Gather each line in the entries that includes the string "Climatology".

** BEGIN **

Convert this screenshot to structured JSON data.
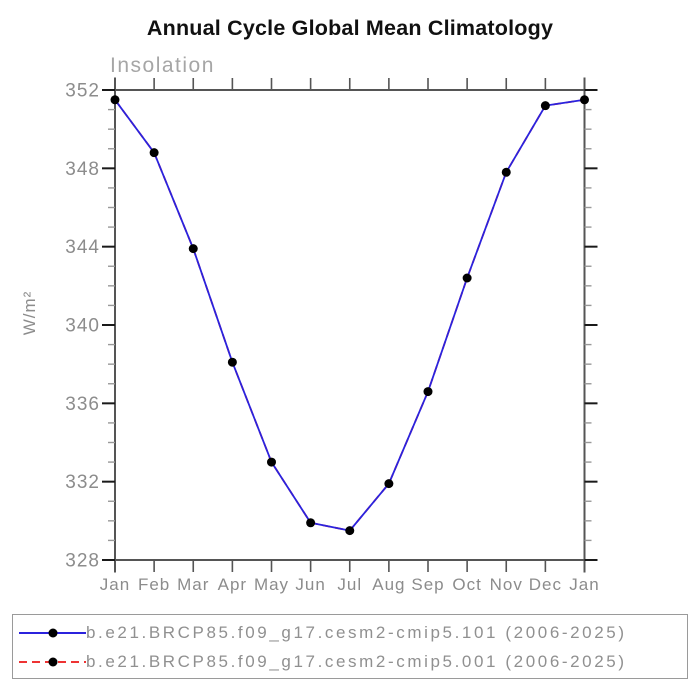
{
  "title": "Annual Cycle Global Mean Climatology",
  "chart_data": {
    "type": "line",
    "title": "Annual Cycle Global Mean Climatology",
    "subtitle": "Insolation",
    "ylabel": "W/m²",
    "xlabel": "",
    "categories": [
      "Jan",
      "Feb",
      "Mar",
      "Apr",
      "May",
      "Jun",
      "Jul",
      "Aug",
      "Sep",
      "Oct",
      "Nov",
      "Dec",
      "Jan"
    ],
    "ylim": [
      328,
      352
    ],
    "ytick_major_interval": 4,
    "ytick_minor_interval": 1,
    "ytick_labels": [
      328,
      332,
      336,
      340,
      344,
      348,
      352
    ],
    "grid": false,
    "legend_position": "bottom",
    "series": [
      {
        "name": "b.e21.BRCP85.f09_g17.cesm2-cmip5.101 (2006-2025)",
        "color": "#2b22dd",
        "line_style": "solid",
        "marker": "circle",
        "marker_color": "#000000",
        "values": [
          351.5,
          348.8,
          343.9,
          338.1,
          333.0,
          329.9,
          329.5,
          331.9,
          336.6,
          342.4,
          347.8,
          351.2,
          351.5
        ]
      },
      {
        "name": "b.e21.BRCP85.f09_g17.cesm2-cmip5.001 (2006-2025)",
        "color": "#ee3333",
        "line_style": "dashed",
        "marker": "circle",
        "marker_color": "#000000",
        "values": [
          351.5,
          348.8,
          343.9,
          338.1,
          333.0,
          329.9,
          329.5,
          331.9,
          336.6,
          342.4,
          347.8,
          351.2,
          351.5
        ]
      }
    ],
    "colors": {
      "axis_line": "#555555",
      "major_tick": "#1a1a1a",
      "minor_tick": "#999999",
      "tick_label": "#8c8c8c",
      "subtitle_text": "#a6a6a6",
      "legend_text": "#909090",
      "title_text": "#111111"
    }
  }
}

** END **

#### Completed exercise:
  "title": "Annual Cycle Global Mean Climatology",
    "title": "Annual Cycle Global Mean Climatology",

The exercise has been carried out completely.